Stated exercise :: Without omitting anything, return the records precisely as given.
---- Records
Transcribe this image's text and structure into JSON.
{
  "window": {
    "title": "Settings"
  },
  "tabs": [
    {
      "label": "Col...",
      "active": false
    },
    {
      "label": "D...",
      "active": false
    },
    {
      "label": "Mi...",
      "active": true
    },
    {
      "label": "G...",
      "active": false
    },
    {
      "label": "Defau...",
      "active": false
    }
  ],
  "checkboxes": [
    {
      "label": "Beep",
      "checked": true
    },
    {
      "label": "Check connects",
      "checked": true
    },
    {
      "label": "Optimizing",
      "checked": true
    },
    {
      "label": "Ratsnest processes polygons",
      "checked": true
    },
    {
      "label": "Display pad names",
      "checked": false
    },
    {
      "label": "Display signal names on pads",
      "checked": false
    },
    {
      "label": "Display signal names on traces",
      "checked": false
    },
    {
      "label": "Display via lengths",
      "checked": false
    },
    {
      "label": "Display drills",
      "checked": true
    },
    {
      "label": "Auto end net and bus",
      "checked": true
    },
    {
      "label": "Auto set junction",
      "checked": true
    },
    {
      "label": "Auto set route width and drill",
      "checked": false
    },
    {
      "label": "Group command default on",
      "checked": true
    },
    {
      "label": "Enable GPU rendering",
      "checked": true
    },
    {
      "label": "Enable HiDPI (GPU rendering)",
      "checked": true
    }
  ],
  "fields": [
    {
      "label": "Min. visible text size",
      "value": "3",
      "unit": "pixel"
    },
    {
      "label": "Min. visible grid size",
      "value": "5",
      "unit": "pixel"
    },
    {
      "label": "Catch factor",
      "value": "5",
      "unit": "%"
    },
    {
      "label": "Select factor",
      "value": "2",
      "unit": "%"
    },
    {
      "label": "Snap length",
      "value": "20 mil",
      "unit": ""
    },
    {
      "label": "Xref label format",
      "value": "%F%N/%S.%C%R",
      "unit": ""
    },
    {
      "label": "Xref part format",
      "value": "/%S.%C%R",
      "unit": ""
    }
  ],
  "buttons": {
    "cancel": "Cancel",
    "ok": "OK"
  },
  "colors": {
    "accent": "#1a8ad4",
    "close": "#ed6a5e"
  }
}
--------
Task response ::
Transcribe this image's text and structure into JSON.
{
  "window": {
    "title": "Settings"
  },
  "tabs": [
    {
      "label": "Col...",
      "active": false
    },
    {
      "label": "D...",
      "active": false
    },
    {
      "label": "Mi...",
      "active": true
    },
    {
      "label": "G...",
      "active": false
    },
    {
      "label": "Defau...",
      "active": false
    }
  ],
  "checkboxes": [
    {
      "label": "Beep",
      "checked": true
    },
    {
      "label": "Check connects",
      "checked": true
    },
    {
      "label": "Optimizing",
      "checked": true
    },
    {
      "label": "Ratsnest processes polygons",
      "checked": true
    },
    {
      "label": "Display pad names",
      "checked": false
    },
    {
      "label": "Display signal names on pads",
      "checked": false
    },
    {
      "label": "Display signal names on traces",
      "checked": false
    },
    {
      "label": "Display via lengths",
      "checked": false
    },
    {
      "label": "Display drills",
      "checked": true
    },
    {
      "label": "Auto end net and bus",
      "checked": true
    },
    {
      "label": "Auto set junction",
      "checked": true
    },
    {
      "label": "Auto set route width and drill",
      "checked": false
    },
    {
      "label": "Group command default on",
      "checked": true
    },
    {
      "label": "Enable GPU rendering",
      "checked": true
    },
    {
      "label": "Enable HiDPI (GPU rendering)",
      "checked": true
    }
  ],
  "fields": [
    {
      "label": "Min. visible text size",
      "value": "3",
      "unit": "pixel"
    },
    {
      "label": "Min. visible grid size",
      "value": "5",
      "unit": "pixel"
    },
    {
      "label": "Catch factor",
      "value": "5",
      "unit": "%"
    },
    {
      "label": "Select factor",
      "value": "2",
      "unit": "%"
    },
    {
      "label": "Snap length",
      "value": "20 mil",
      "unit": ""
    },
    {
      "label": "Xref label format",
      "value": "%F%N/%S.%C%R",
      "unit": ""
    },
    {
      "label": "Xref part format",
      "value": "/%S.%C%R",
      "unit": ""
    }
  ],
  "buttons": {
    "cancel": "Cancel",
    "ok": "OK"
  },
  "colors": {
    "accent": "#1a8ad4",
    "close": "#ed6a5e"
  }
}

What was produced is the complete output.